** Start of Task data **

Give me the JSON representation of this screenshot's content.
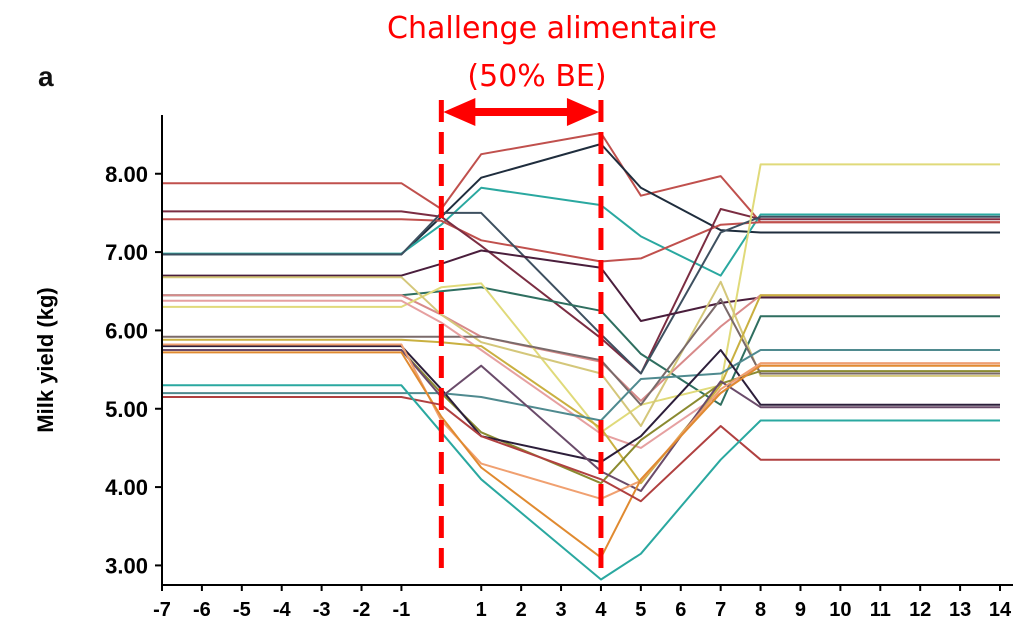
{
  "panel_label": "a",
  "annotation": {
    "line1": "Challenge alimentaire",
    "line2": "(50% BE)",
    "color": "#ff0000",
    "start_x": 0,
    "end_x": 4
  },
  "chart_data": {
    "type": "line",
    "title": "",
    "xlabel": "",
    "ylabel": "Milk yield (kg)",
    "ylim": [
      2.75,
      8.75
    ],
    "yticks": [
      3.0,
      4.0,
      5.0,
      6.0,
      7.0,
      8.0
    ],
    "ytick_labels": [
      "3.00",
      "4.00",
      "5.00",
      "6.00",
      "7.00",
      "8.00"
    ],
    "xlim": [
      -7,
      14
    ],
    "xticks": [
      -7,
      -6,
      -5,
      -4,
      -3,
      -2,
      -1,
      1,
      2,
      3,
      4,
      5,
      6,
      7,
      8,
      9,
      10,
      11,
      12,
      13,
      14
    ],
    "xtick_labels": [
      "-7",
      "-6",
      "-5",
      "-4",
      "-3",
      "-2",
      "-1",
      "1",
      "2",
      "3",
      "4",
      "5",
      "6",
      "7",
      "8",
      "9",
      "10",
      "11",
      "12",
      "13",
      "14"
    ],
    "grid": false,
    "legend": "none",
    "x": [
      -7,
      -1,
      0,
      1,
      4,
      5,
      7,
      8,
      14
    ],
    "series": [
      {
        "color": "#c0504d",
        "values": [
          7.88,
          7.88,
          7.55,
          8.25,
          8.52,
          7.72,
          7.97,
          7.38,
          7.38
        ]
      },
      {
        "color": "#1f2d3d",
        "values": [
          6.97,
          6.97,
          7.45,
          7.95,
          8.38,
          7.82,
          7.28,
          7.25,
          7.25
        ]
      },
      {
        "color": "#2aa8a0",
        "values": [
          6.98,
          6.98,
          7.35,
          7.82,
          7.6,
          7.2,
          6.7,
          7.48,
          7.48
        ]
      },
      {
        "color": "#c0504d",
        "values": [
          7.42,
          7.42,
          7.4,
          7.15,
          6.88,
          6.92,
          7.35,
          7.38,
          7.38
        ]
      },
      {
        "color": "#7b2d42",
        "values": [
          7.52,
          7.52,
          7.45,
          7.08,
          5.9,
          5.45,
          7.55,
          7.42,
          7.42
        ]
      },
      {
        "color": "#3e5060",
        "values": [
          6.97,
          6.97,
          7.5,
          7.5,
          5.95,
          5.45,
          7.25,
          7.45,
          7.45
        ]
      },
      {
        "color": "#4a1e3c",
        "values": [
          6.7,
          6.7,
          6.85,
          7.02,
          6.8,
          6.12,
          6.35,
          6.42,
          6.42
        ]
      },
      {
        "color": "#2f6f60",
        "values": [
          6.45,
          6.45,
          6.5,
          6.55,
          6.25,
          5.7,
          5.05,
          6.18,
          6.18
        ]
      },
      {
        "color": "#d88a8a",
        "values": [
          6.45,
          6.45,
          6.2,
          5.92,
          5.6,
          5.1,
          6.05,
          6.45,
          6.45
        ]
      },
      {
        "color": "#e0da7a",
        "values": [
          6.3,
          6.3,
          6.55,
          6.6,
          4.7,
          5.05,
          5.3,
          8.12,
          8.12
        ]
      },
      {
        "color": "#d4c77a",
        "values": [
          6.68,
          6.68,
          6.2,
          5.85,
          5.45,
          4.78,
          6.62,
          5.42,
          5.42
        ]
      },
      {
        "color": "#7a6a6a",
        "values": [
          5.92,
          5.92,
          5.92,
          5.92,
          5.62,
          5.05,
          6.4,
          5.45,
          5.45
        ]
      },
      {
        "color": "#e6a0a0",
        "values": [
          6.38,
          6.38,
          6.1,
          5.75,
          4.68,
          4.5,
          5.2,
          5.58,
          5.58
        ]
      },
      {
        "color": "#c9b040",
        "values": [
          5.88,
          5.88,
          5.85,
          5.8,
          4.75,
          4.05,
          5.3,
          6.45,
          6.45
        ]
      },
      {
        "color": "#4f8a8f",
        "values": [
          5.2,
          5.2,
          5.2,
          5.15,
          4.85,
          5.38,
          5.45,
          5.75,
          5.75
        ]
      },
      {
        "color": "#8a8a30",
        "values": [
          5.75,
          5.75,
          5.2,
          4.7,
          4.05,
          4.6,
          5.32,
          5.48,
          5.48
        ]
      },
      {
        "color": "#2c1e3a",
        "values": [
          5.8,
          5.8,
          5.25,
          4.65,
          4.32,
          4.65,
          5.75,
          5.05,
          5.05
        ]
      },
      {
        "color": "#6a4b6a",
        "values": [
          5.75,
          5.75,
          5.15,
          5.55,
          4.2,
          3.95,
          5.35,
          5.02,
          5.02
        ]
      },
      {
        "color": "#f0a070",
        "values": [
          5.82,
          5.82,
          4.85,
          4.3,
          3.85,
          4.08,
          5.25,
          5.58,
          5.58
        ]
      },
      {
        "color": "#e08a30",
        "values": [
          5.72,
          5.72,
          4.9,
          4.25,
          3.1,
          4.1,
          5.2,
          5.55,
          5.55
        ]
      },
      {
        "color": "#b04040",
        "values": [
          5.15,
          5.15,
          5.05,
          4.65,
          4.1,
          3.82,
          4.78,
          4.35,
          4.35
        ]
      },
      {
        "color": "#2aa8a0",
        "values": [
          5.3,
          5.3,
          4.7,
          4.1,
          2.82,
          3.15,
          4.35,
          4.85,
          4.85
        ]
      }
    ]
  }
}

** End of Task data **

▶ What needs to be done
Omit all pictures while transcribing the entries verbatim.

▶ Answer for the task
Give me the JSON representation of this screenshot's content.
{
  "panel_label": "a",
  "annotation": {
    "line1": "Challenge alimentaire",
    "line2": "(50% BE)",
    "color": "#ff0000",
    "start_x": 0,
    "end_x": 4
  },
  "chart_data": {
    "type": "line",
    "title": "",
    "xlabel": "",
    "ylabel": "Milk yield (kg)",
    "ylim": [
      2.75,
      8.75
    ],
    "yticks": [
      3.0,
      4.0,
      5.0,
      6.0,
      7.0,
      8.0
    ],
    "ytick_labels": [
      "3.00",
      "4.00",
      "5.00",
      "6.00",
      "7.00",
      "8.00"
    ],
    "xlim": [
      -7,
      14
    ],
    "xticks": [
      -7,
      -6,
      -5,
      -4,
      -3,
      -2,
      -1,
      1,
      2,
      3,
      4,
      5,
      6,
      7,
      8,
      9,
      10,
      11,
      12,
      13,
      14
    ],
    "xtick_labels": [
      "-7",
      "-6",
      "-5",
      "-4",
      "-3",
      "-2",
      "-1",
      "1",
      "2",
      "3",
      "4",
      "5",
      "6",
      "7",
      "8",
      "9",
      "10",
      "11",
      "12",
      "13",
      "14"
    ],
    "grid": false,
    "legend": "none",
    "x": [
      -7,
      -1,
      0,
      1,
      4,
      5,
      7,
      8,
      14
    ],
    "series": [
      {
        "color": "#c0504d",
        "values": [
          7.88,
          7.88,
          7.55,
          8.25,
          8.52,
          7.72,
          7.97,
          7.38,
          7.38
        ]
      },
      {
        "color": "#1f2d3d",
        "values": [
          6.97,
          6.97,
          7.45,
          7.95,
          8.38,
          7.82,
          7.28,
          7.25,
          7.25
        ]
      },
      {
        "color": "#2aa8a0",
        "values": [
          6.98,
          6.98,
          7.35,
          7.82,
          7.6,
          7.2,
          6.7,
          7.48,
          7.48
        ]
      },
      {
        "color": "#c0504d",
        "values": [
          7.42,
          7.42,
          7.4,
          7.15,
          6.88,
          6.92,
          7.35,
          7.38,
          7.38
        ]
      },
      {
        "color": "#7b2d42",
        "values": [
          7.52,
          7.52,
          7.45,
          7.08,
          5.9,
          5.45,
          7.55,
          7.42,
          7.42
        ]
      },
      {
        "color": "#3e5060",
        "values": [
          6.97,
          6.97,
          7.5,
          7.5,
          5.95,
          5.45,
          7.25,
          7.45,
          7.45
        ]
      },
      {
        "color": "#4a1e3c",
        "values": [
          6.7,
          6.7,
          6.85,
          7.02,
          6.8,
          6.12,
          6.35,
          6.42,
          6.42
        ]
      },
      {
        "color": "#2f6f60",
        "values": [
          6.45,
          6.45,
          6.5,
          6.55,
          6.25,
          5.7,
          5.05,
          6.18,
          6.18
        ]
      },
      {
        "color": "#d88a8a",
        "values": [
          6.45,
          6.45,
          6.2,
          5.92,
          5.6,
          5.1,
          6.05,
          6.45,
          6.45
        ]
      },
      {
        "color": "#e0da7a",
        "values": [
          6.3,
          6.3,
          6.55,
          6.6,
          4.7,
          5.05,
          5.3,
          8.12,
          8.12
        ]
      },
      {
        "color": "#d4c77a",
        "values": [
          6.68,
          6.68,
          6.2,
          5.85,
          5.45,
          4.78,
          6.62,
          5.42,
          5.42
        ]
      },
      {
        "color": "#7a6a6a",
        "values": [
          5.92,
          5.92,
          5.92,
          5.92,
          5.62,
          5.05,
          6.4,
          5.45,
          5.45
        ]
      },
      {
        "color": "#e6a0a0",
        "values": [
          6.38,
          6.38,
          6.1,
          5.75,
          4.68,
          4.5,
          5.2,
          5.58,
          5.58
        ]
      },
      {
        "color": "#c9b040",
        "values": [
          5.88,
          5.88,
          5.85,
          5.8,
          4.75,
          4.05,
          5.3,
          6.45,
          6.45
        ]
      },
      {
        "color": "#4f8a8f",
        "values": [
          5.2,
          5.2,
          5.2,
          5.15,
          4.85,
          5.38,
          5.45,
          5.75,
          5.75
        ]
      },
      {
        "color": "#8a8a30",
        "values": [
          5.75,
          5.75,
          5.2,
          4.7,
          4.05,
          4.6,
          5.32,
          5.48,
          5.48
        ]
      },
      {
        "color": "#2c1e3a",
        "values": [
          5.8,
          5.8,
          5.25,
          4.65,
          4.32,
          4.65,
          5.75,
          5.05,
          5.05
        ]
      },
      {
        "color": "#6a4b6a",
        "values": [
          5.75,
          5.75,
          5.15,
          5.55,
          4.2,
          3.95,
          5.35,
          5.02,
          5.02
        ]
      },
      {
        "color": "#f0a070",
        "values": [
          5.82,
          5.82,
          4.85,
          4.3,
          3.85,
          4.08,
          5.25,
          5.58,
          5.58
        ]
      },
      {
        "color": "#e08a30",
        "values": [
          5.72,
          5.72,
          4.9,
          4.25,
          3.1,
          4.1,
          5.2,
          5.55,
          5.55
        ]
      },
      {
        "color": "#b04040",
        "values": [
          5.15,
          5.15,
          5.05,
          4.65,
          4.1,
          3.82,
          4.78,
          4.35,
          4.35
        ]
      },
      {
        "color": "#2aa8a0",
        "values": [
          5.3,
          5.3,
          4.7,
          4.1,
          2.82,
          3.15,
          4.35,
          4.85,
          4.85
        ]
      }
    ]
  }
}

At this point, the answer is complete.